*DIRECTIVE*: Convert the material into a Markdown table with the columns Row and Line. Cover everything from the start through the line containing "waypoint-marker — [604, 658, 620, 674]", give each line its own numbered row, and omit any blank lines.

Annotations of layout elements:

★ ★ ★ ★ ★ ★ ★

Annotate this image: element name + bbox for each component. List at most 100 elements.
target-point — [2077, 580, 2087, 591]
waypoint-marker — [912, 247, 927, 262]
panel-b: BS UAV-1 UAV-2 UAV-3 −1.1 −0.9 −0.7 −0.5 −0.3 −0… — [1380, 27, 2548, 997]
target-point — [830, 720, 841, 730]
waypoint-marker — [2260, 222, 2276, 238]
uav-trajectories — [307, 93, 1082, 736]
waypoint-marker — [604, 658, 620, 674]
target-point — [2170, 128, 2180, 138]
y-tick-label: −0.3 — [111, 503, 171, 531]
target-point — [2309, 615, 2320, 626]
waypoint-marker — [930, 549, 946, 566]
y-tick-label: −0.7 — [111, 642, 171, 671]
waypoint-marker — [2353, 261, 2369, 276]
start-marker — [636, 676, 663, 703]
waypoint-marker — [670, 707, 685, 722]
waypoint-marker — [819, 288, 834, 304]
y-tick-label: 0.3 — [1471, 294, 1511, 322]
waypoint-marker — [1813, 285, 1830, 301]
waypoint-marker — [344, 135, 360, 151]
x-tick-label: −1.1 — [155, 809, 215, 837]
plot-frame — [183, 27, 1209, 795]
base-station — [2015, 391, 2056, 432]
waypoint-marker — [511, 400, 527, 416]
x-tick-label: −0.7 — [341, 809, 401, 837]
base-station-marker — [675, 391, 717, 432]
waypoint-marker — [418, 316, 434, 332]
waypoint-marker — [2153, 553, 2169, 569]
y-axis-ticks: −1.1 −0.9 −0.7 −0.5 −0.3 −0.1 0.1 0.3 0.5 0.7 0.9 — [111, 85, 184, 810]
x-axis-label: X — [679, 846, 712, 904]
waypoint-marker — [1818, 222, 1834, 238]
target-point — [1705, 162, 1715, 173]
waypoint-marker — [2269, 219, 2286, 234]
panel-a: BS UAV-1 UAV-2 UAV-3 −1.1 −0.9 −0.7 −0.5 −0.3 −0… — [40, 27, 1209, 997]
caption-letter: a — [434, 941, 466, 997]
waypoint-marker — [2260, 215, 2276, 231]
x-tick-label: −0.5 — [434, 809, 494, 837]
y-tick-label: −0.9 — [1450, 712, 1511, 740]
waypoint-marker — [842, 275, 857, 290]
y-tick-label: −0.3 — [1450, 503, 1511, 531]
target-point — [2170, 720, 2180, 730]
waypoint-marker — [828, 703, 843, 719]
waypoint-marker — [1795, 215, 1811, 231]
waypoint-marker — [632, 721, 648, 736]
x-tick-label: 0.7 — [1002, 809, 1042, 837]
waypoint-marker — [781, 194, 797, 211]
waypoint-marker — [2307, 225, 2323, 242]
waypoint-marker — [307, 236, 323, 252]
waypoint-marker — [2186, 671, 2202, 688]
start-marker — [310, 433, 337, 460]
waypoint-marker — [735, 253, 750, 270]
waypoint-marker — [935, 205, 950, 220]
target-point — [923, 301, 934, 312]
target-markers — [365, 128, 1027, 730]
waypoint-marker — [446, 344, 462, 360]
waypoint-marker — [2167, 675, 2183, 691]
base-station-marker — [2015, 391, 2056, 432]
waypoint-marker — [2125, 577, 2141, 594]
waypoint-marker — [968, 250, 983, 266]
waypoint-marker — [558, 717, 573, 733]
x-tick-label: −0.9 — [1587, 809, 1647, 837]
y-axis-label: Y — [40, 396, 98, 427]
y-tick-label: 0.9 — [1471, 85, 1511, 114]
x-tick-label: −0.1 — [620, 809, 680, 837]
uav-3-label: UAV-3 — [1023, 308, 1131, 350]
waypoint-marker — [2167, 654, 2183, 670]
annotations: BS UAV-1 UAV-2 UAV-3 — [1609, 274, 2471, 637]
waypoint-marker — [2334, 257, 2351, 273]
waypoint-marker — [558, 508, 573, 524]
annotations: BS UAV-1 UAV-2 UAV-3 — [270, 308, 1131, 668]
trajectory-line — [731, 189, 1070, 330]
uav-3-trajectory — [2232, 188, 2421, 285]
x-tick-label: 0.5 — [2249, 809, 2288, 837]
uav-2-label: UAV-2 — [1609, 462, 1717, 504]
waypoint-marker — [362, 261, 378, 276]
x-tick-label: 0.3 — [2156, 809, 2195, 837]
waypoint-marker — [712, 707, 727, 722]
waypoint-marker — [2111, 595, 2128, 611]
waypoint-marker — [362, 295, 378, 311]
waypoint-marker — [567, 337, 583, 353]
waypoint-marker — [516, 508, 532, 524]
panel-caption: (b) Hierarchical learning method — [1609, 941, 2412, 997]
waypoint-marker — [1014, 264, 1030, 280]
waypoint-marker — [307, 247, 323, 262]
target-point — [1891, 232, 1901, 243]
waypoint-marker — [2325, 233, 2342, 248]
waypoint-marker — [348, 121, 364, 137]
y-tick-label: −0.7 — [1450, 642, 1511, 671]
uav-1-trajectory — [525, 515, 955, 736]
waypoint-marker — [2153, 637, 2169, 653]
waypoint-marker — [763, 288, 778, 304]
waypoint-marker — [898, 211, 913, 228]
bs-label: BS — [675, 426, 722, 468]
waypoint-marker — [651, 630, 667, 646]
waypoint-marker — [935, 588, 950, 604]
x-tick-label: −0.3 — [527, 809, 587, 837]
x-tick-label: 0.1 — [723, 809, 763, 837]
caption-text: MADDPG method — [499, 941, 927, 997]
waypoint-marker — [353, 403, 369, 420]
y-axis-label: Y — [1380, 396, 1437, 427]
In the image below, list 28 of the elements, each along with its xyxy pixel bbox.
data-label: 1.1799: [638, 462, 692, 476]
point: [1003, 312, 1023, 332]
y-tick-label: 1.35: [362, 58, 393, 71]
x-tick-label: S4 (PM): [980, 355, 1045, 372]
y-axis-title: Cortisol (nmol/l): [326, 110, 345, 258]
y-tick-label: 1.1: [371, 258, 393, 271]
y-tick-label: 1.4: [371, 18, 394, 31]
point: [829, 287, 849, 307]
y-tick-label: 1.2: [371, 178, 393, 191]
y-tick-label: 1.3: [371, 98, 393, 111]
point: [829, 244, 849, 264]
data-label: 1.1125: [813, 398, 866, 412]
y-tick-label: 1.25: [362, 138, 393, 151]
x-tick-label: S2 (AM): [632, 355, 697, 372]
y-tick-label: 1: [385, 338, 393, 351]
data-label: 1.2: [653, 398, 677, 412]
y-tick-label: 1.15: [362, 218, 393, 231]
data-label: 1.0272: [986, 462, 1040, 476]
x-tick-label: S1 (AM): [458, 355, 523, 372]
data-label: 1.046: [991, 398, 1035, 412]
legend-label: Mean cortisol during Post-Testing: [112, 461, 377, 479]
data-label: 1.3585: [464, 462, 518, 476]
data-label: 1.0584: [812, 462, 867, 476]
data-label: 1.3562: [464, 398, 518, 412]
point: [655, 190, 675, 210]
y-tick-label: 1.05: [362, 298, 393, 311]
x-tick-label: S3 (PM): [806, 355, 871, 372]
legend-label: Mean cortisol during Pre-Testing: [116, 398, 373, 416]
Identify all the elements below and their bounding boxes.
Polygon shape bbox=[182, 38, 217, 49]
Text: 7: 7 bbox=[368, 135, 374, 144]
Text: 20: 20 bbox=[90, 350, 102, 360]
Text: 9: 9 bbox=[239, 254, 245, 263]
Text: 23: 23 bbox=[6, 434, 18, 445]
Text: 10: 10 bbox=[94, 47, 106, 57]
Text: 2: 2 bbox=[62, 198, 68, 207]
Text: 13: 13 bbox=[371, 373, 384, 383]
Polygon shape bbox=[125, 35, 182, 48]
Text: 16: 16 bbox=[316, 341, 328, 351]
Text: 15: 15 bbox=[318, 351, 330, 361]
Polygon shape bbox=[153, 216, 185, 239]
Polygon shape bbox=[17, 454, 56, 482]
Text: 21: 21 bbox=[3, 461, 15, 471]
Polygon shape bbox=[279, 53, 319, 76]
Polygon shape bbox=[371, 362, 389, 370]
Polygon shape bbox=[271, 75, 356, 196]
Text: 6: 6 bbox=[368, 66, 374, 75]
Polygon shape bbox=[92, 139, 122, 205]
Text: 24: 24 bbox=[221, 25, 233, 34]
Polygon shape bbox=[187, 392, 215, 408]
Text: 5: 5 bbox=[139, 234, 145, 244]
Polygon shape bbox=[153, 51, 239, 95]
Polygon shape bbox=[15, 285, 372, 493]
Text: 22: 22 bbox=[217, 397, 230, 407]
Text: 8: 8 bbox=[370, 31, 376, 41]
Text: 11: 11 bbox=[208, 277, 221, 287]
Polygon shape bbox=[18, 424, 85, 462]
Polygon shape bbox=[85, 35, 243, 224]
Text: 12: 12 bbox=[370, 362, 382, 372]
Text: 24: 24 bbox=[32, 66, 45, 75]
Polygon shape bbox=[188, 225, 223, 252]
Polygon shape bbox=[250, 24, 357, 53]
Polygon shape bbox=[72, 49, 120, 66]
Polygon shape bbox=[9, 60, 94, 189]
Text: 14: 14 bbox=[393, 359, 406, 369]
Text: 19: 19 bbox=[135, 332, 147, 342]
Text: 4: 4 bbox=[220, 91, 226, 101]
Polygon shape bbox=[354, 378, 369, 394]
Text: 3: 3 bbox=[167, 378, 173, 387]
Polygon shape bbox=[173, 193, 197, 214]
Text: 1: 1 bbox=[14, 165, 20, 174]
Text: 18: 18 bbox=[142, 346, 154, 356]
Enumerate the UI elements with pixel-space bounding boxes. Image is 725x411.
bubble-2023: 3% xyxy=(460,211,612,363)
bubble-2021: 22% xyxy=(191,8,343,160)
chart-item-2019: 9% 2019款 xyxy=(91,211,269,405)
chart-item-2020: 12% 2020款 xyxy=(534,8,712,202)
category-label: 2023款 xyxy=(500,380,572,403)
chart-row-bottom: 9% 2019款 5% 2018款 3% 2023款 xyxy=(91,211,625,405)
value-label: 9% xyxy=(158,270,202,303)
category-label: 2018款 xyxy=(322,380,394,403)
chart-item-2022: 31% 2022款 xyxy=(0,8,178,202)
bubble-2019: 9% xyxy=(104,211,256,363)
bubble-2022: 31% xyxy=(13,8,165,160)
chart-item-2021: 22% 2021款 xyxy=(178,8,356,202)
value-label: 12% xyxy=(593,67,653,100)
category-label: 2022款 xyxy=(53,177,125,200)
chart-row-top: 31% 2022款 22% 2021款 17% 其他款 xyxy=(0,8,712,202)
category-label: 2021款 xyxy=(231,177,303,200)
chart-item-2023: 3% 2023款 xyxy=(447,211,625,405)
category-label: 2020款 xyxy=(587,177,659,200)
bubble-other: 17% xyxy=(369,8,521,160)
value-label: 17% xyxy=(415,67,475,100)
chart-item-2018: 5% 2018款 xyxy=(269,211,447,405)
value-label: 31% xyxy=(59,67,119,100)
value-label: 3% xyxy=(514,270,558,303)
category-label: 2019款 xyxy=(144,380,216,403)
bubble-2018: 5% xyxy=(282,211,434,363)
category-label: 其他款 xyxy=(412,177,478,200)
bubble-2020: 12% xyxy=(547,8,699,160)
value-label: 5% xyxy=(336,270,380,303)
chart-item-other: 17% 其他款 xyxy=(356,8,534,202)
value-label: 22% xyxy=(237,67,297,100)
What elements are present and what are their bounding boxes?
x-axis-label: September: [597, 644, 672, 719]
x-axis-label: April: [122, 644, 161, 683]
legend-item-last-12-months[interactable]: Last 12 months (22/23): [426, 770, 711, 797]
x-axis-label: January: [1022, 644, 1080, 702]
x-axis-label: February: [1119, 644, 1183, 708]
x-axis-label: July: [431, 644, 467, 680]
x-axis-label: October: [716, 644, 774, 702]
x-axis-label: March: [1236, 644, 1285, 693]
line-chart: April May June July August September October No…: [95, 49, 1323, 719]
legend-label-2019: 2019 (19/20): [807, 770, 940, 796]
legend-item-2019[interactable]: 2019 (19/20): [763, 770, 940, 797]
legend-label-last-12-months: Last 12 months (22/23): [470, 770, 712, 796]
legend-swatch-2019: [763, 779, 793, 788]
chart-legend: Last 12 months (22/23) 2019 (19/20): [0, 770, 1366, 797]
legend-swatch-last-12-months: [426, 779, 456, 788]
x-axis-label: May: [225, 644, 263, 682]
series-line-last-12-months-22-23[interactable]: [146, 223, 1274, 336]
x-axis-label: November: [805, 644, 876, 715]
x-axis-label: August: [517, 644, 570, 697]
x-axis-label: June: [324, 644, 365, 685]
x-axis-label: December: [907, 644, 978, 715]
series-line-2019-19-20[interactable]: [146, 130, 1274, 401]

★ ★ ★ ★ ★ ★ ★

*WRITTEN SOLUTION*:
| Row | Line |
|---|---|
| 1 | Annotate this image: element name + bbox for each component. List at most 100 elements. |
| 2 | target-point — [2077, 580, 2087, 591] |
| 3 | waypoint-marker — [912, 247, 927, 262] |
| 4 | panel-b: BS UAV-1 UAV-2 UAV-3 −1.1 −0.9 −0.7 −0.5 −0.3 −0… — [1380, 27, 2548, 997] |
| 5 | target-point — [830, 720, 841, 730] |
| 6 | waypoint-marker — [2260, 222, 2276, 238] |
| 7 | uav-trajectories — [307, 93, 1082, 736] |
| 8 | waypoint-marker — [604, 658, 620, 674] |